* _SET TASK_
Here are some records; copy every line that holds the word "category".

(Stored items)
+---+
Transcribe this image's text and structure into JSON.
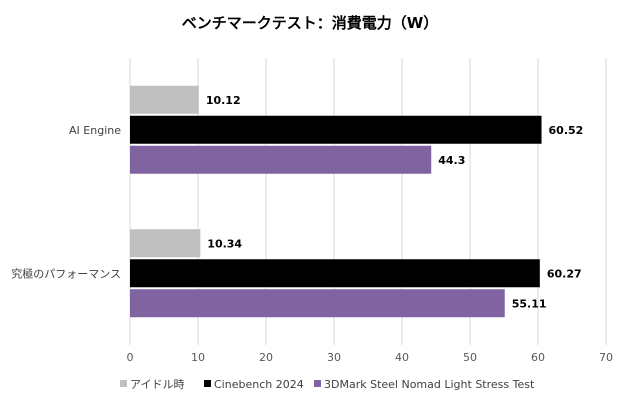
{
  "chart_data": {
    "type": "bar",
    "orientation": "horizontal",
    "title": "ベンチマークテスト：消費電力（W）",
    "categories": [
      "AI Engine",
      "究極のパフォーマンス"
    ],
    "series": [
      {
        "name": "アイドル時",
        "color": "#bfbfbf",
        "values": [
          10.12,
          10.34
        ],
        "labels": [
          "10.12",
          "10.34"
        ]
      },
      {
        "name": "Cinebench 2024",
        "color": "#000000",
        "values": [
          60.52,
          60.27
        ],
        "labels": [
          "60.52",
          "60.27"
        ]
      },
      {
        "name": "3DMark Steel Nomad Light Stress Test",
        "color": "#8064a2",
        "values": [
          44.3,
          55.11
        ],
        "labels": [
          "44.3",
          "55.11"
        ]
      }
    ],
    "xlim": [
      0,
      70
    ],
    "xticks": [
      "0",
      "10",
      "20",
      "30",
      "40",
      "50",
      "60",
      "70"
    ],
    "grid": true,
    "legend": "bottom",
    "xlabel": "",
    "ylabel": ""
  }
}
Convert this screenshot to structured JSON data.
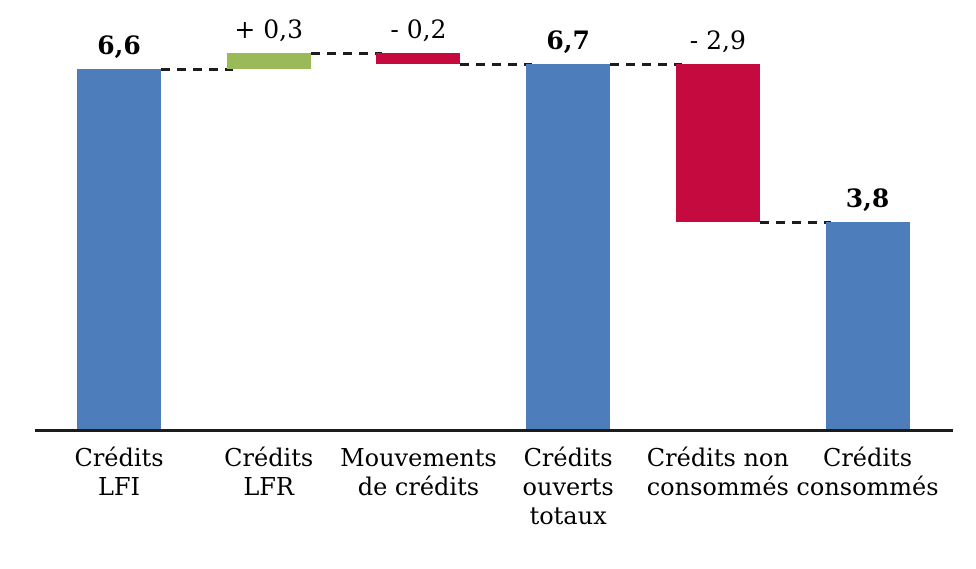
{
  "chart_data": {
    "type": "waterfall",
    "title": "",
    "ylim": [
      0,
      6.9
    ],
    "grid": false,
    "legend": null,
    "colors": {
      "total": "#4D7DBB",
      "increase": "#9ABA58",
      "decrease": "#C40A3E",
      "axis": "#1c1c1c",
      "connector": "#1c1c1c",
      "text": "#000000"
    },
    "bars": [
      {
        "category": "Crédits\nLFI",
        "value": 6.6,
        "start": 0,
        "end": 6.6,
        "role": "total",
        "value_label": "6,6",
        "emphasis": true
      },
      {
        "category": "Crédits\nLFR",
        "value": 0.3,
        "start": 6.6,
        "end": 6.9,
        "role": "increase",
        "value_label": "+ 0,3",
        "emphasis": false
      },
      {
        "category": "Mouvements\nde crédits",
        "value": -0.2,
        "start": 6.9,
        "end": 6.7,
        "role": "decrease",
        "value_label": "- 0,2",
        "emphasis": false
      },
      {
        "category": "Crédits\nouverts\ntotaux",
        "value": 6.7,
        "start": 0,
        "end": 6.7,
        "role": "total",
        "value_label": "6,7",
        "emphasis": true
      },
      {
        "category": "Crédits non\nconsommés",
        "value": -2.9,
        "start": 6.7,
        "end": 3.8,
        "role": "decrease",
        "value_label": "- 2,9",
        "emphasis": false
      },
      {
        "category": "Crédits\nconsommés",
        "value": 3.8,
        "start": 0,
        "end": 3.8,
        "role": "total",
        "value_label": "3,8",
        "emphasis": true
      }
    ],
    "connectors": [
      {
        "level": 6.6,
        "from_bar": 0,
        "to_bar": 1
      },
      {
        "level": 6.9,
        "from_bar": 1,
        "to_bar": 2
      },
      {
        "level": 6.7,
        "from_bar": 2,
        "to_bar": 3
      },
      {
        "level": 6.7,
        "from_bar": 3,
        "to_bar": 4
      },
      {
        "level": 3.8,
        "from_bar": 4,
        "to_bar": 5
      }
    ]
  }
}
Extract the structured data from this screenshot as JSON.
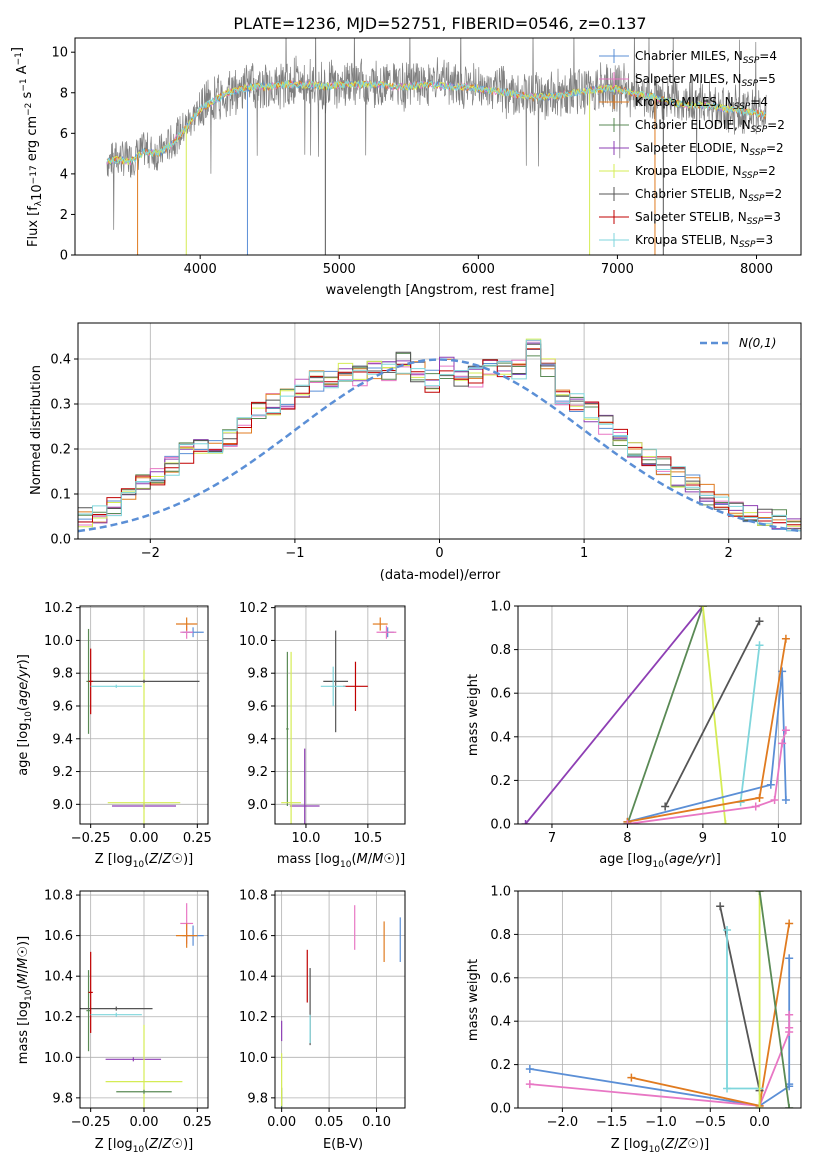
{
  "colors": {
    "c_chabrier_miles": "#5b8fd6",
    "c_salpeter_miles": "#e877c4",
    "c_kroupa_miles": "#e07b20",
    "c_chabrier_elodie": "#5a8a55",
    "c_salpeter_elodie": "#8e3fb4",
    "c_kroupa_elodie": "#d5ec55",
    "c_chabrier_stelib": "#555555",
    "c_salpeter_stelib": "#c00000",
    "c_kroupa_stelib": "#7fd6dc",
    "normal_curve": "#5b8fd6"
  },
  "legend_entries": [
    {
      "key": "c_chabrier_miles",
      "label": "Chabrier MILES, N",
      "sub": "SSP",
      "tail": "=4"
    },
    {
      "key": "c_salpeter_miles",
      "label": "Salpeter MILES, N",
      "sub": "SSP",
      "tail": "=5"
    },
    {
      "key": "c_kroupa_miles",
      "label": "Kroupa MILES, N",
      "sub": "SSP",
      "tail": "=4"
    },
    {
      "key": "c_chabrier_elodie",
      "label": "Chabrier ELODIE, N",
      "sub": "SSP",
      "tail": "=2"
    },
    {
      "key": "c_salpeter_elodie",
      "label": "Salpeter ELODIE, N",
      "sub": "SSP",
      "tail": "=2"
    },
    {
      "key": "c_kroupa_elodie",
      "label": "Kroupa ELODIE, N",
      "sub": "SSP",
      "tail": "=2"
    },
    {
      "key": "c_chabrier_stelib",
      "label": "Chabrier STELIB, N",
      "sub": "SSP",
      "tail": "=2"
    },
    {
      "key": "c_salpeter_stelib",
      "label": "Salpeter STELIB, N",
      "sub": "SSP",
      "tail": "=3"
    },
    {
      "key": "c_kroupa_stelib",
      "label": "Kroupa STELIB, N",
      "sub": "SSP",
      "tail": "=3"
    }
  ],
  "chart_data": [
    {
      "id": "spectrum",
      "type": "line",
      "title": "PLATE=1236, MJD=52751, FIBERID=0546, z=0.137",
      "xlabel": "wavelength [Angstrom, rest frame]",
      "ylabel_parts": [
        "Flux [f",
        "λ",
        "10",
        "−17",
        " erg cm",
        "−2",
        " s",
        "−1",
        " A",
        "−1",
        "]"
      ],
      "xlim": [
        3100,
        8320
      ],
      "ylim": [
        0,
        10.7
      ],
      "xticks": [
        4000,
        5000,
        6000,
        7000,
        8000
      ],
      "yticks": [
        0,
        2,
        4,
        6,
        8,
        10
      ],
      "grid": false,
      "legend_position": "right",
      "observed_flux_x": [
        3330,
        3400,
        3500,
        3600,
        3700,
        3800,
        3900,
        4000,
        4100,
        4200,
        4300,
        4400,
        4500,
        4600,
        4700,
        4800,
        4900,
        5000,
        5100,
        5200,
        5300,
        5400,
        5500,
        5600,
        5700,
        5800,
        5900,
        6000,
        6100,
        6200,
        6300,
        6400,
        6500,
        6600,
        6700,
        6800,
        6900,
        7000,
        7100,
        7200,
        7300,
        7400,
        7500,
        7600,
        7700,
        7800,
        7900,
        8000,
        8070
      ],
      "observed_flux_y": [
        4.6,
        4.8,
        4.7,
        5.2,
        5.0,
        5.6,
        6.4,
        7.2,
        7.6,
        8.0,
        8.3,
        8.4,
        8.3,
        8.4,
        8.5,
        8.4,
        8.3,
        8.4,
        8.5,
        8.4,
        8.5,
        8.4,
        8.3,
        8.4,
        8.5,
        8.4,
        8.3,
        8.3,
        8.2,
        8.0,
        7.9,
        7.9,
        7.8,
        7.9,
        8.0,
        8.2,
        8.3,
        8.3,
        8.1,
        7.9,
        7.7,
        7.6,
        7.4,
        7.5,
        7.3,
        7.2,
        7.1,
        7.0,
        6.8
      ],
      "model_flux_y": [
        4.6,
        4.7,
        4.6,
        5.1,
        5.0,
        5.5,
        6.3,
        7.2,
        7.6,
        8.0,
        8.2,
        8.3,
        8.3,
        8.4,
        8.4,
        8.4,
        8.3,
        8.4,
        8.4,
        8.4,
        8.4,
        8.3,
        8.3,
        8.4,
        8.4,
        8.3,
        8.3,
        8.2,
        8.1,
        8.0,
        7.9,
        7.8,
        7.8,
        7.9,
        8.0,
        8.1,
        8.2,
        8.2,
        8.0,
        7.9,
        7.7,
        7.5,
        7.4,
        7.4,
        7.3,
        7.2,
        7.1,
        7.0,
        6.9
      ]
    },
    {
      "id": "residuals",
      "type": "line",
      "xlabel": "(data-model)/error",
      "ylabel": "Normed distribution",
      "xlim": [
        -2.5,
        2.5
      ],
      "ylim": [
        0,
        0.48
      ],
      "xticks": [
        -2,
        -1,
        0,
        1,
        2
      ],
      "xtick_labels": [
        "−2",
        "−1",
        "0",
        "1",
        "2"
      ],
      "yticks": [
        0.0,
        0.1,
        0.2,
        0.3,
        0.4
      ],
      "ytick_labels": [
        "0.0",
        "0.1",
        "0.2",
        "0.3",
        "0.4"
      ],
      "grid": true,
      "legend_position": "top-right",
      "curve_label": "N(0,1)",
      "bin_width": 0.1,
      "hist_values": [
        0.02,
        0.025,
        0.03,
        0.035,
        0.04,
        0.05,
        0.06,
        0.07,
        0.09,
        0.12,
        0.14,
        0.16,
        0.19,
        0.2,
        0.21,
        0.22,
        0.26,
        0.29,
        0.3,
        0.31,
        0.33,
        0.35,
        0.36,
        0.37,
        0.36,
        0.38,
        0.37,
        0.39,
        0.37,
        0.35,
        0.38,
        0.36,
        0.36,
        0.38,
        0.37,
        0.38,
        0.43,
        0.38,
        0.32,
        0.3,
        0.28,
        0.25,
        0.22,
        0.2,
        0.18,
        0.16,
        0.14,
        0.12,
        0.1,
        0.08,
        0.07,
        0.06,
        0.05,
        0.04,
        0.03,
        0.025,
        0.02,
        0.02,
        0.02,
        0.02
      ]
    },
    {
      "id": "age_vs_Z",
      "type": "scatter",
      "xlabel": "Z [log10(Z/Z☉)]",
      "ylabel": "age  [log10(age/yr)]",
      "xlim": [
        -0.3,
        0.3
      ],
      "ylim": [
        8.88,
        10.21
      ],
      "xticks": [
        -0.25,
        0.0,
        0.25
      ],
      "xtick_labels": [
        "−0.25",
        "0.00",
        "0.25"
      ],
      "yticks": [
        9.0,
        9.2,
        9.4,
        9.6,
        9.8,
        10.0,
        10.2
      ],
      "ytick_labels": [
        "9.0",
        "9.2",
        "9.4",
        "9.6",
        "9.8",
        "10.0",
        "10.2"
      ],
      "grid": true,
      "points": [
        {
          "c": "c_chabrier_miles",
          "x": 0.23,
          "y": 10.05,
          "xerr": 0.05,
          "yerr": 0.03
        },
        {
          "c": "c_salpeter_miles",
          "x": 0.2,
          "y": 10.05,
          "xerr": 0.03,
          "yerr": 0.04
        },
        {
          "c": "c_kroupa_miles",
          "x": 0.2,
          "y": 10.1,
          "xerr": 0.05,
          "yerr": 0.04
        },
        {
          "c": "c_chabrier_elodie",
          "x": -0.26,
          "y": 9.75,
          "xerr": 0.01,
          "yerr": 0.32
        },
        {
          "c": "c_salpeter_elodie",
          "x": 0.0,
          "y": 8.99,
          "xerr": 0.15,
          "yerr": 0.02
        },
        {
          "c": "c_kroupa_elodie",
          "x": 0.0,
          "y": 9.01,
          "xerr": 0.17,
          "yerr": 0.93
        },
        {
          "c": "c_chabrier_stelib",
          "x": 0.0,
          "y": 9.75,
          "xerr": 0.26,
          "yerr": 0.01
        },
        {
          "c": "c_salpeter_stelib",
          "x": -0.25,
          "y": 9.75,
          "xerr": 0.01,
          "yerr": 0.2
        },
        {
          "c": "c_kroupa_stelib",
          "x": -0.13,
          "y": 9.72,
          "xerr": 0.12,
          "yerr": 0.01
        }
      ]
    },
    {
      "id": "age_vs_mass",
      "type": "scatter",
      "xlabel": "mass [log10(M/M☉)]",
      "xlim": [
        9.75,
        10.8
      ],
      "ylim": [
        8.88,
        10.21
      ],
      "xticks": [
        10.0,
        10.5
      ],
      "xtick_labels": [
        "10.0",
        "10.5"
      ],
      "yticks": [
        9.0,
        9.2,
        9.4,
        9.6,
        9.8,
        10.0,
        10.2
      ],
      "ytick_labels": [
        "9.0",
        "9.2",
        "9.4",
        "9.6",
        "9.8",
        "10.0",
        "10.2"
      ],
      "grid": true,
      "points": [
        {
          "c": "c_chabrier_miles",
          "x": 10.66,
          "y": 10.05,
          "xerr": 0.05,
          "yerr": 0.03
        },
        {
          "c": "c_salpeter_miles",
          "x": 10.65,
          "y": 10.05,
          "xerr": 0.08,
          "yerr": 0.04
        },
        {
          "c": "c_kroupa_miles",
          "x": 10.6,
          "y": 10.1,
          "xerr": 0.06,
          "yerr": 0.04
        },
        {
          "c": "c_chabrier_elodie",
          "x": 9.85,
          "y": 9.46,
          "xerr": 0.01,
          "yerr": 0.47
        },
        {
          "c": "c_salpeter_elodie",
          "x": 9.99,
          "y": 8.99,
          "xerr": 0.12,
          "yerr": 0.35
        },
        {
          "c": "c_kroupa_elodie",
          "x": 9.88,
          "y": 9.01,
          "xerr": 0.08,
          "yerr": 0.92
        },
        {
          "c": "c_chabrier_stelib",
          "x": 10.24,
          "y": 9.75,
          "xerr": 0.1,
          "yerr": 0.31
        },
        {
          "c": "c_salpeter_stelib",
          "x": 10.4,
          "y": 9.72,
          "xerr": 0.1,
          "yerr": 0.15
        },
        {
          "c": "c_kroupa_stelib",
          "x": 10.22,
          "y": 9.72,
          "xerr": 0.1,
          "yerr": 0.12
        }
      ]
    },
    {
      "id": "weight_vs_age",
      "type": "line",
      "xlabel": "age  [log10(age/yr)]",
      "ylabel": "mass weight",
      "xlim": [
        6.55,
        10.3
      ],
      "ylim": [
        0,
        1
      ],
      "xticks": [
        7,
        8,
        9,
        10
      ],
      "xtick_labels": [
        "7",
        "8",
        "9",
        "10"
      ],
      "yticks": [
        0.0,
        0.2,
        0.4,
        0.6,
        0.8,
        1.0
      ],
      "ytick_labels": [
        "0.0",
        "0.2",
        "0.4",
        "0.6",
        "0.8",
        "1.0"
      ],
      "grid": true,
      "series": [
        {
          "c": "c_salpeter_elodie",
          "x": [
            6.65,
            9.0
          ],
          "y": [
            0.0,
            1.0
          ]
        },
        {
          "c": "c_chabrier_elodie",
          "x": [
            8.0,
            9.0
          ],
          "y": [
            0.0,
            1.0
          ]
        },
        {
          "c": "c_kroupa_elodie",
          "x": [
            9.0,
            9.3
          ],
          "y": [
            1.0,
            0.0
          ]
        },
        {
          "c": "c_chabrier_stelib",
          "x": [
            8.5,
            9.75
          ],
          "y": [
            0.08,
            0.93
          ]
        },
        {
          "c": "c_kroupa_stelib",
          "x": [
            9.5,
            9.75
          ],
          "y": [
            0.1,
            0.82
          ]
        },
        {
          "c": "c_chabrier_miles",
          "x": [
            8.0,
            9.9,
            10.05,
            10.1
          ],
          "y": [
            0.01,
            0.18,
            0.7,
            0.11
          ]
        },
        {
          "c": "c_kroupa_miles",
          "x": [
            8.0,
            9.75,
            10.1
          ],
          "y": [
            0.01,
            0.12,
            0.85
          ]
        },
        {
          "c": "c_salpeter_miles",
          "x": [
            8.0,
            9.7,
            9.95,
            10.05,
            10.1
          ],
          "y": [
            0.0,
            0.08,
            0.11,
            0.37,
            0.43
          ]
        }
      ]
    },
    {
      "id": "mass_vs_Z",
      "type": "scatter",
      "xlabel": "Z [log10(Z/Z☉)]",
      "ylabel": "mass [log10(M/M☉)]",
      "xlim": [
        -0.3,
        0.3
      ],
      "ylim": [
        9.75,
        10.82
      ],
      "xticks": [
        -0.25,
        0.0,
        0.25
      ],
      "xtick_labels": [
        "−0.25",
        "0.00",
        "0.25"
      ],
      "yticks": [
        9.8,
        10.0,
        10.2,
        10.4,
        10.6,
        10.8
      ],
      "ytick_labels": [
        "9.8",
        "10.0",
        "10.2",
        "10.4",
        "10.6",
        "10.8"
      ],
      "grid": true,
      "points": [
        {
          "c": "c_chabrier_miles",
          "x": 0.23,
          "y": 10.6,
          "xerr": 0.05,
          "yerr": 0.05
        },
        {
          "c": "c_salpeter_miles",
          "x": 0.2,
          "y": 10.66,
          "xerr": 0.03,
          "yerr": 0.1
        },
        {
          "c": "c_kroupa_miles",
          "x": 0.2,
          "y": 10.6,
          "xerr": 0.05,
          "yerr": 0.06
        },
        {
          "c": "c_chabrier_elodie",
          "x": -0.26,
          "y": 10.23,
          "xerr": 0.01,
          "yerr": 0.2
        },
        {
          "c": "c_salpeter_elodie",
          "x": -0.05,
          "y": 9.99,
          "xerr": 0.13,
          "yerr": 0.01
        },
        {
          "c": "c_kroupa_elodie",
          "x": 0.0,
          "y": 9.88,
          "xerr": 0.18,
          "yerr": 0.28
        },
        {
          "c": "c_chabrier_stelib",
          "x": -0.13,
          "y": 10.24,
          "xerr": 0.17,
          "yerr": 0.01
        },
        {
          "c": "c_salpeter_stelib",
          "x": -0.25,
          "y": 10.32,
          "xerr": 0.01,
          "yerr": 0.2
        },
        {
          "c": "c_kroupa_stelib",
          "x": -0.13,
          "y": 10.21,
          "xerr": 0.12,
          "yerr": 0.01
        },
        {
          "c": "c_chabrier_elodie",
          "x": 0.0,
          "y": 9.83,
          "xerr": 0.13,
          "yerr": 0.01
        }
      ]
    },
    {
      "id": "mass_vs_ebv",
      "type": "scatter",
      "xlabel": "E(B-V)",
      "xlim": [
        -0.007,
        0.13
      ],
      "ylim": [
        9.75,
        10.82
      ],
      "xticks": [
        0.0,
        0.05,
        0.1
      ],
      "xtick_labels": [
        "0.00",
        "0.05",
        "0.10"
      ],
      "yticks": [
        9.8,
        10.0,
        10.2,
        10.4,
        10.6,
        10.8
      ],
      "ytick_labels": [
        "9.8",
        "10.0",
        "10.2",
        "10.4",
        "10.6",
        "10.8"
      ],
      "grid": true,
      "points": [
        {
          "c": "c_chabrier_miles",
          "x": 0.125,
          "y": 10.58,
          "xerr": 0.0,
          "yerr": 0.11
        },
        {
          "c": "c_salpeter_miles",
          "x": 0.077,
          "y": 10.64,
          "xerr": 0.0,
          "yerr": 0.11
        },
        {
          "c": "c_kroupa_miles",
          "x": 0.108,
          "y": 10.57,
          "xerr": 0.0,
          "yerr": 0.1
        },
        {
          "c": "c_chabrier_elodie",
          "x": 0.0,
          "y": 9.8,
          "xerr": 0.0,
          "yerr": 0.05
        },
        {
          "c": "c_salpeter_elodie",
          "x": 0.0,
          "y": 10.13,
          "xerr": 0.0,
          "yerr": 0.05
        },
        {
          "c": "c_kroupa_elodie",
          "x": 0.0,
          "y": 9.89,
          "xerr": 0.0,
          "yerr": 0.13
        },
        {
          "c": "c_chabrier_stelib",
          "x": 0.03,
          "y": 10.25,
          "xerr": 0.0,
          "yerr": 0.19
        },
        {
          "c": "c_salpeter_stelib",
          "x": 0.027,
          "y": 10.4,
          "xerr": 0.0,
          "yerr": 0.13
        },
        {
          "c": "c_kroupa_stelib",
          "x": 0.03,
          "y": 10.14,
          "xerr": 0.0,
          "yerr": 0.07
        }
      ]
    },
    {
      "id": "weight_vs_Z",
      "type": "line",
      "xlabel": "Z [log10(Z/Z☉)]",
      "ylabel": "mass weight",
      "xlim": [
        -2.45,
        0.42
      ],
      "ylim": [
        0,
        1
      ],
      "xticks": [
        -2.0,
        -1.5,
        -1.0,
        -0.5,
        0.0
      ],
      "xtick_labels": [
        "−2.0",
        "−1.5",
        "−1.0",
        "−0.5",
        "0.0"
      ],
      "yticks": [
        0.0,
        0.2,
        0.4,
        0.6,
        0.8,
        1.0
      ],
      "ytick_labels": [
        "0.0",
        "0.2",
        "0.4",
        "0.6",
        "0.8",
        "1.0"
      ],
      "grid": true,
      "series": [
        {
          "c": "c_chabrier_miles",
          "x": [
            -2.33,
            0.0,
            0.3,
            0.3,
            0.3
          ],
          "y": [
            0.18,
            0.01,
            0.1,
            0.69,
            0.11
          ]
        },
        {
          "c": "c_salpeter_miles",
          "x": [
            -2.33,
            0.0,
            0.3,
            0.3,
            0.3
          ],
          "y": [
            0.11,
            0.01,
            0.35,
            0.43,
            0.37
          ]
        },
        {
          "c": "c_kroupa_miles",
          "x": [
            -1.3,
            0.0,
            0.3
          ],
          "y": [
            0.14,
            0.01,
            0.85
          ]
        },
        {
          "c": "c_chabrier_stelib",
          "x": [
            -0.4,
            0.0
          ],
          "y": [
            0.93,
            0.08
          ]
        },
        {
          "c": "c_kroupa_stelib",
          "x": [
            -0.33,
            -0.33,
            0.0
          ],
          "y": [
            0.82,
            0.09,
            0.09
          ]
        },
        {
          "c": "c_kroupa_elodie",
          "x": [
            0.0,
            0.0
          ],
          "y": [
            1.0,
            0.0
          ]
        },
        {
          "c": "c_chabrier_elodie",
          "x": [
            0.0,
            0.3
          ],
          "y": [
            1.0,
            0.0
          ]
        }
      ]
    }
  ]
}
+---+
* _TASK RESULT_
        "category": "Crédits\nLFI",
        "category": "Crédits\nLFR",
        "category": "Mouvements\nde crédits",
        "category": "Crédits\nouverts\ntotaux",
        "category": "Crédits non\nconsommés",
        "category": "Crédits\nconsommés",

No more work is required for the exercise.